GIVEN INSTRUCTION » Check each line of the listing for the word "Total" and report how many lines contain it, giving nothing but the number.

(Structured figure records)
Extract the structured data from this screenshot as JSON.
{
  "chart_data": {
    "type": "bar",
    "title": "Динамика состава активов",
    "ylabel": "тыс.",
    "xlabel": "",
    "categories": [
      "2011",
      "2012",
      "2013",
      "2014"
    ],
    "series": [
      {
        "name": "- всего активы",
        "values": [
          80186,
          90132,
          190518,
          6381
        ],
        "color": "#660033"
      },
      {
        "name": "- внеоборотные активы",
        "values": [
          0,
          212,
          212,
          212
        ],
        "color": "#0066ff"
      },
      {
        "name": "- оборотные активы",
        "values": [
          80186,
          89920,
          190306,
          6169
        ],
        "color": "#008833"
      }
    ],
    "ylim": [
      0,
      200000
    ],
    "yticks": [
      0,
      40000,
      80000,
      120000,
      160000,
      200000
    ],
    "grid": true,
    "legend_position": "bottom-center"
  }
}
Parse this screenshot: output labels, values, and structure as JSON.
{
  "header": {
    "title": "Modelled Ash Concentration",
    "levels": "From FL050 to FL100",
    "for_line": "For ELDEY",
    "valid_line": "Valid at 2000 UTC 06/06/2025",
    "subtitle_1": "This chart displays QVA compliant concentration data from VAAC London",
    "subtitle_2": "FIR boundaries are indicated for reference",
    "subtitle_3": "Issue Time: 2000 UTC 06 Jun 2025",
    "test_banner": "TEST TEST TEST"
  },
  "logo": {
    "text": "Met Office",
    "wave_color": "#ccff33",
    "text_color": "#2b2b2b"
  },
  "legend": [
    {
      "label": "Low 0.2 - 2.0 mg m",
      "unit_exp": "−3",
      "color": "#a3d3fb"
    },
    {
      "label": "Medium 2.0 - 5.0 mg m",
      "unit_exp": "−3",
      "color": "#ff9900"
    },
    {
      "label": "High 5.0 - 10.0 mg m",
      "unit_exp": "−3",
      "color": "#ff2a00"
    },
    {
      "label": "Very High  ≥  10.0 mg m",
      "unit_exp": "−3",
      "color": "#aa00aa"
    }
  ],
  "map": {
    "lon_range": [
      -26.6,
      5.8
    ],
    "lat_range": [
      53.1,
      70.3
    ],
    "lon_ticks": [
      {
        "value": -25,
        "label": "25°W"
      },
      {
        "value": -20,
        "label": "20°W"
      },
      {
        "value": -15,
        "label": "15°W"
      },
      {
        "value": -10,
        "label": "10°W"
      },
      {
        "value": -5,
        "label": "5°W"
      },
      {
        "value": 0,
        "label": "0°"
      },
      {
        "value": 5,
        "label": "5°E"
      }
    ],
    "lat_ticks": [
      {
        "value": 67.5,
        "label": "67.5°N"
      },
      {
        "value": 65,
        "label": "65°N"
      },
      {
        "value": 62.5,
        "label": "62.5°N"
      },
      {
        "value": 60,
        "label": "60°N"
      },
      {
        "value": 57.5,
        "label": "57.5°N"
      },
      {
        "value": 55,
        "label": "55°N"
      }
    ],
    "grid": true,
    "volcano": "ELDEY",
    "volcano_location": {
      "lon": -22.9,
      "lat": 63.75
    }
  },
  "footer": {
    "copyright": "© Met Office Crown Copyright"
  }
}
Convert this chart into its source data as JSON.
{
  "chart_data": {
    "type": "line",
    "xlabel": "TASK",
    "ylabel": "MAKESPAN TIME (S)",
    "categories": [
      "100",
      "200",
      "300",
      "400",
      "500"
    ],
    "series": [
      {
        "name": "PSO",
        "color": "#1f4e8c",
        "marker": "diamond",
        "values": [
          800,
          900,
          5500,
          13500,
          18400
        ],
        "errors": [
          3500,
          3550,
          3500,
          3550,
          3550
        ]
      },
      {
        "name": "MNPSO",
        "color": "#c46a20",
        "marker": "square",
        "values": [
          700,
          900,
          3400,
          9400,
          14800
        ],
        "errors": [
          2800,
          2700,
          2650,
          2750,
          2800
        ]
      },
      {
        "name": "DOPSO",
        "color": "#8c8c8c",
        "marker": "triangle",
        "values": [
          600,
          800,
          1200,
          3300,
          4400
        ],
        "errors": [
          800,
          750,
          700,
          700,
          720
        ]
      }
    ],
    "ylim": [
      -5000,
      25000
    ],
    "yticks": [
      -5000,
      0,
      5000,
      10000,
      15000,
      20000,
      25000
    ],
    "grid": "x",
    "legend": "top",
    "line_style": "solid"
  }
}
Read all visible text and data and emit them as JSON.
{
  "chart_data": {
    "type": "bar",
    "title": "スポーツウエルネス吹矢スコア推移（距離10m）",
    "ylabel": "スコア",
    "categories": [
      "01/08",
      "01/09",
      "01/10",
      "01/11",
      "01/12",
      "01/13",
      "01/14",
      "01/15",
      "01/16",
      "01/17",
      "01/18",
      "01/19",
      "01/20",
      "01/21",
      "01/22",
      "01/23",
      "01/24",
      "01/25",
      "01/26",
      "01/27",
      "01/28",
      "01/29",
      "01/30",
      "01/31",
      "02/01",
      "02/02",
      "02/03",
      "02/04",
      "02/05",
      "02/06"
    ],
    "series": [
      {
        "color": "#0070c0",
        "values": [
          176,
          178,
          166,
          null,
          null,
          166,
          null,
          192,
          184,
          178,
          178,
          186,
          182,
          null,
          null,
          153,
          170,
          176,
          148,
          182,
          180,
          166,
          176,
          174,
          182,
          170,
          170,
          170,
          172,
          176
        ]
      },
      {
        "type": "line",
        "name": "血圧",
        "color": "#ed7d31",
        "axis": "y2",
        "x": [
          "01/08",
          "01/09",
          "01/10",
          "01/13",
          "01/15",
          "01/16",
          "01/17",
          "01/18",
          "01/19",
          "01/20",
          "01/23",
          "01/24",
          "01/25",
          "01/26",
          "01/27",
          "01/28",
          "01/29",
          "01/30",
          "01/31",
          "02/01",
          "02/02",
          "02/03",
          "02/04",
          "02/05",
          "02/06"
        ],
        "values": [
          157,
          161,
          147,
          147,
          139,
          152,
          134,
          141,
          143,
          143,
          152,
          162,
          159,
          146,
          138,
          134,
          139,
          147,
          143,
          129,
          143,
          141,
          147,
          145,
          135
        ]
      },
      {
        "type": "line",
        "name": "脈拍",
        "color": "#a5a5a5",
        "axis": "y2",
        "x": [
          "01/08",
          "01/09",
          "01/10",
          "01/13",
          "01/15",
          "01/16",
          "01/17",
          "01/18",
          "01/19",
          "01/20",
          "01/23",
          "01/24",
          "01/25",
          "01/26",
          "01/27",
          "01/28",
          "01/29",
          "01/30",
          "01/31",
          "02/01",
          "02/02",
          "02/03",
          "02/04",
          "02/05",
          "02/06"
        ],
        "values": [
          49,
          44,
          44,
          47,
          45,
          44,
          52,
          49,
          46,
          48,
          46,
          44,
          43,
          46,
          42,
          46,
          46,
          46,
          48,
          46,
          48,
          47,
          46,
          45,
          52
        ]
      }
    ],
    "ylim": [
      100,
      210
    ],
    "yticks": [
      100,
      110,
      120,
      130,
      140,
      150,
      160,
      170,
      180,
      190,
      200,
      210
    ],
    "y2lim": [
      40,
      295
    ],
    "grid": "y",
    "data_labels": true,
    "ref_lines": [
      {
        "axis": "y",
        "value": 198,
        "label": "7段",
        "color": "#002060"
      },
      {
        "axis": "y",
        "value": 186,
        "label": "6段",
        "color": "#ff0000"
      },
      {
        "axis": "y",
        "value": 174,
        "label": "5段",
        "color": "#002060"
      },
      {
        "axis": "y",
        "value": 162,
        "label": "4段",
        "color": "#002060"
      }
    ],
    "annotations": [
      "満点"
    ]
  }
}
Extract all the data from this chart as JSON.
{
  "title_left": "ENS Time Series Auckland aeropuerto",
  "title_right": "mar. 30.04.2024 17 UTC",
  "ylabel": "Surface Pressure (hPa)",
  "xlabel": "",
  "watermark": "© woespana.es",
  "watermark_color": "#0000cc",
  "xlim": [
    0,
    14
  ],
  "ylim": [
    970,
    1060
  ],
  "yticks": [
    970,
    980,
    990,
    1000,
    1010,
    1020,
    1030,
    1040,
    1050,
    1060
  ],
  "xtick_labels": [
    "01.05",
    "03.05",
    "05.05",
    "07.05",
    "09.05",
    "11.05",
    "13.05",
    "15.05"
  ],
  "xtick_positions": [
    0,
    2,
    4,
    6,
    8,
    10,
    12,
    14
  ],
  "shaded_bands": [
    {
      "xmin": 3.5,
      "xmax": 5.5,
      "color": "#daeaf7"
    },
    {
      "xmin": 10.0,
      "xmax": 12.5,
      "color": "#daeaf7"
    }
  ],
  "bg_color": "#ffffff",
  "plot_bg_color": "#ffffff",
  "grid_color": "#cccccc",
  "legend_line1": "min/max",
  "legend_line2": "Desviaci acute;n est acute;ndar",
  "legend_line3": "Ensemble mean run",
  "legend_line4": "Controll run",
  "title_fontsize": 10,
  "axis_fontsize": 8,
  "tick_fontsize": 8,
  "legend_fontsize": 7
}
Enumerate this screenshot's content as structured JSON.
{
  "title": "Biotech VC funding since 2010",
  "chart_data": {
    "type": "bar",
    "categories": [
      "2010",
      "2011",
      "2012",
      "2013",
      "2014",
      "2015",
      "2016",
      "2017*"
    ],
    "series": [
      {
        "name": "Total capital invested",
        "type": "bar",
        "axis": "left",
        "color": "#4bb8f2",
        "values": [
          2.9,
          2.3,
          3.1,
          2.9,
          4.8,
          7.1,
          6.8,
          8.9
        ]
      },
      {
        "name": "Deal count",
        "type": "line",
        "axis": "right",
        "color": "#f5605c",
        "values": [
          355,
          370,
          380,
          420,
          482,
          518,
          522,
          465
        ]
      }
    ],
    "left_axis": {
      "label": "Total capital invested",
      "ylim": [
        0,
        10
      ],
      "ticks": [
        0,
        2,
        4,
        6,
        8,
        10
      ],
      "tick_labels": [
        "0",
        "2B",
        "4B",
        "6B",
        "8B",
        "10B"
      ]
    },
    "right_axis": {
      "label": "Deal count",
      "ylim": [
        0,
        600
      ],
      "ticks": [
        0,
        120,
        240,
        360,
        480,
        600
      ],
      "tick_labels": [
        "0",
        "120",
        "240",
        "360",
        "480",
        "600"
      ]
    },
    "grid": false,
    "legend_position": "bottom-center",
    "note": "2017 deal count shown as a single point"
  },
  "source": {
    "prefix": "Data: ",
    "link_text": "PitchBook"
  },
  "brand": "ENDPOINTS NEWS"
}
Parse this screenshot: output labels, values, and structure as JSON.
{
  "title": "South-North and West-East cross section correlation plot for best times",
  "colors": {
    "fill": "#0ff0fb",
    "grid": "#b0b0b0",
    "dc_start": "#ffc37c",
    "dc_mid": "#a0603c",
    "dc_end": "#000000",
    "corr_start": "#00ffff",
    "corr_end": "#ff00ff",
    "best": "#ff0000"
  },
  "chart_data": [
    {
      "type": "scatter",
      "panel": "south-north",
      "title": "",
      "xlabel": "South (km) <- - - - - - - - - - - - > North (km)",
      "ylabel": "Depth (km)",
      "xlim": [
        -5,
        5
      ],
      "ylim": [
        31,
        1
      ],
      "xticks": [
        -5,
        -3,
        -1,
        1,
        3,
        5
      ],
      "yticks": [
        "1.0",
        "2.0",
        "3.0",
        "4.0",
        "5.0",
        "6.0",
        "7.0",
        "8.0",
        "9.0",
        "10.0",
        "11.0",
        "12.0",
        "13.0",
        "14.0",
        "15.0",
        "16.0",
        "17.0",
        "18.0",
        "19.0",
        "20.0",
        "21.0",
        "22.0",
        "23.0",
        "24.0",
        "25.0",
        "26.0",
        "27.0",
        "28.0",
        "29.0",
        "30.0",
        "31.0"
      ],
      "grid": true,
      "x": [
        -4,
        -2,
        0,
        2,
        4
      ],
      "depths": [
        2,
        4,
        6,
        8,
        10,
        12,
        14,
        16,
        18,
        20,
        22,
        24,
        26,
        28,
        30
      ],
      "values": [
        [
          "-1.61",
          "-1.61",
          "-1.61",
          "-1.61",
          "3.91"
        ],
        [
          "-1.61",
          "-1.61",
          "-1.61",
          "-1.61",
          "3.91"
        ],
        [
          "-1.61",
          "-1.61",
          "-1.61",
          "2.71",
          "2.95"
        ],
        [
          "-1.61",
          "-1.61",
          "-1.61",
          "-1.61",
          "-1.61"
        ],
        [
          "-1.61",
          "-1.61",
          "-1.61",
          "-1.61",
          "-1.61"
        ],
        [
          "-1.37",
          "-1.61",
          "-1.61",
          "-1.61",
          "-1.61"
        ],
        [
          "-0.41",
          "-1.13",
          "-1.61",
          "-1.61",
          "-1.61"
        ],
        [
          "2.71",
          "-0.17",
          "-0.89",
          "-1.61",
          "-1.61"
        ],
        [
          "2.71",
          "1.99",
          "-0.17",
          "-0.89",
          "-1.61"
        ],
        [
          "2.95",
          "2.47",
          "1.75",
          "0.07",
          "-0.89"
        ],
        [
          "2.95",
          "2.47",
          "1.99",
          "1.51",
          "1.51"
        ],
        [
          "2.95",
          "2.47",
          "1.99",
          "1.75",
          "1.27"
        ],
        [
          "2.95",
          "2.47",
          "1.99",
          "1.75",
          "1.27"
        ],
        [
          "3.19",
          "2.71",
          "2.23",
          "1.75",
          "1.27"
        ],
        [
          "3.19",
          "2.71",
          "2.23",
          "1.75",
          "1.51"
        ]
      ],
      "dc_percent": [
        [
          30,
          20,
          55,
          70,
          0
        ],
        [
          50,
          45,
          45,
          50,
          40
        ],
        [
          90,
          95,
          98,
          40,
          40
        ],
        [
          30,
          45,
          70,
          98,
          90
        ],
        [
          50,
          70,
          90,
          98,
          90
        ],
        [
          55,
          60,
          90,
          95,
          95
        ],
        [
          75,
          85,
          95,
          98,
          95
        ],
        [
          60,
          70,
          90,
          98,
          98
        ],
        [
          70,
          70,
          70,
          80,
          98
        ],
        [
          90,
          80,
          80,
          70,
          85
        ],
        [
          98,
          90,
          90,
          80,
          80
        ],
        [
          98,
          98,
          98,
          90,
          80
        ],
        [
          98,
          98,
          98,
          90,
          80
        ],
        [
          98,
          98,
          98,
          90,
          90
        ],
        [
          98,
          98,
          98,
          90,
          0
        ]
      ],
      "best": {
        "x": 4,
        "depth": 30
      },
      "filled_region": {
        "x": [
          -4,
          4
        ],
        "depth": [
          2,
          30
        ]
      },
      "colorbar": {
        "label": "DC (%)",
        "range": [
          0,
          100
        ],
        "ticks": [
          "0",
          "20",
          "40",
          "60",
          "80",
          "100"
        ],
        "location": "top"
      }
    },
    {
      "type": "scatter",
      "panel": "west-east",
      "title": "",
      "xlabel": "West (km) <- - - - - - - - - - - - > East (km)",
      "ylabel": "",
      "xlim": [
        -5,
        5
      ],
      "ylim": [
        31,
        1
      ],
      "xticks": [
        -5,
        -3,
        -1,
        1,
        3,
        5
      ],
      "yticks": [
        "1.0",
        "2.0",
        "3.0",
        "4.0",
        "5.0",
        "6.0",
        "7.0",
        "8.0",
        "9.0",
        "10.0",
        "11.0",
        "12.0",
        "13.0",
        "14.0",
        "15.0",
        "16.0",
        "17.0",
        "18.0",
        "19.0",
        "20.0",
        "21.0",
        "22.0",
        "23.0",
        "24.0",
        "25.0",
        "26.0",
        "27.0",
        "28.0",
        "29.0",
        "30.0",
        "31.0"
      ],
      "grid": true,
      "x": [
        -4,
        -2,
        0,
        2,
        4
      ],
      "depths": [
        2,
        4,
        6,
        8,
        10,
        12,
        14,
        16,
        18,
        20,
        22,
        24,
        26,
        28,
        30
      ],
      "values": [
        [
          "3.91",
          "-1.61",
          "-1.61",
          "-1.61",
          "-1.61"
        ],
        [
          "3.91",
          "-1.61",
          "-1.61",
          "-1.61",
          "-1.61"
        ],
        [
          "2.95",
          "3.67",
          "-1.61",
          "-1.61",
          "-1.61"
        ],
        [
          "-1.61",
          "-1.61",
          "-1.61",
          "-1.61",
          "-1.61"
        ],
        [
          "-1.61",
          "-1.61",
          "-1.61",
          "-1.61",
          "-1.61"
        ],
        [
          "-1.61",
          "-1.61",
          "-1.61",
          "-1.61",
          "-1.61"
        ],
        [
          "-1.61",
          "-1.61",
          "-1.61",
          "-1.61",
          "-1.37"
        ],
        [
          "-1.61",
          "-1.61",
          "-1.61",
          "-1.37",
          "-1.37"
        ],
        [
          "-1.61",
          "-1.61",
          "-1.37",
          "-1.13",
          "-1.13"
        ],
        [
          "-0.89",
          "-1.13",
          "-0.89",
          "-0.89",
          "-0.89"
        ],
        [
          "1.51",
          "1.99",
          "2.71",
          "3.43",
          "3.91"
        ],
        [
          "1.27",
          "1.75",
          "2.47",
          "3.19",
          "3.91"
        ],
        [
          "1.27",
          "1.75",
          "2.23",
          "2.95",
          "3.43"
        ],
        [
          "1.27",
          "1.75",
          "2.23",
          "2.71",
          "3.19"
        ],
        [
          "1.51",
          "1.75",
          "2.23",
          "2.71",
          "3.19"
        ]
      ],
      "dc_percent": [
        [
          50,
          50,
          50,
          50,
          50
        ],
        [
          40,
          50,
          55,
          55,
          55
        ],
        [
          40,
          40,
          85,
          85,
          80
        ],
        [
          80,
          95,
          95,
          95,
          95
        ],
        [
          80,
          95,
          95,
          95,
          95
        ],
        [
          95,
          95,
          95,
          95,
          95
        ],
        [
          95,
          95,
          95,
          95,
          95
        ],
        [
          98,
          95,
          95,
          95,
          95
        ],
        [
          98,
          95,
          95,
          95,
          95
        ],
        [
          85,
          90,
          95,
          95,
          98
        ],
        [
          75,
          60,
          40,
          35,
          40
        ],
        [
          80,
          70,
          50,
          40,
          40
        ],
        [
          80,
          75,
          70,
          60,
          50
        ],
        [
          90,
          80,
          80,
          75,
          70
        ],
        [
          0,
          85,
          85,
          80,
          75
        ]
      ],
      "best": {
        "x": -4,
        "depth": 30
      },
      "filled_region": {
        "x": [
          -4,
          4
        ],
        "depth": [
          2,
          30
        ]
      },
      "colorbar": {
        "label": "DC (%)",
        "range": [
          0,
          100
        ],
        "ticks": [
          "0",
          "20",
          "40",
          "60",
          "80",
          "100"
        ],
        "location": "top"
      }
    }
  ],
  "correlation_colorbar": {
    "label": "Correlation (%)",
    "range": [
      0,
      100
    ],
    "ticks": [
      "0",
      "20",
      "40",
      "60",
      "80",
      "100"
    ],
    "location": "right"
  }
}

RESPONSE BELOW » 2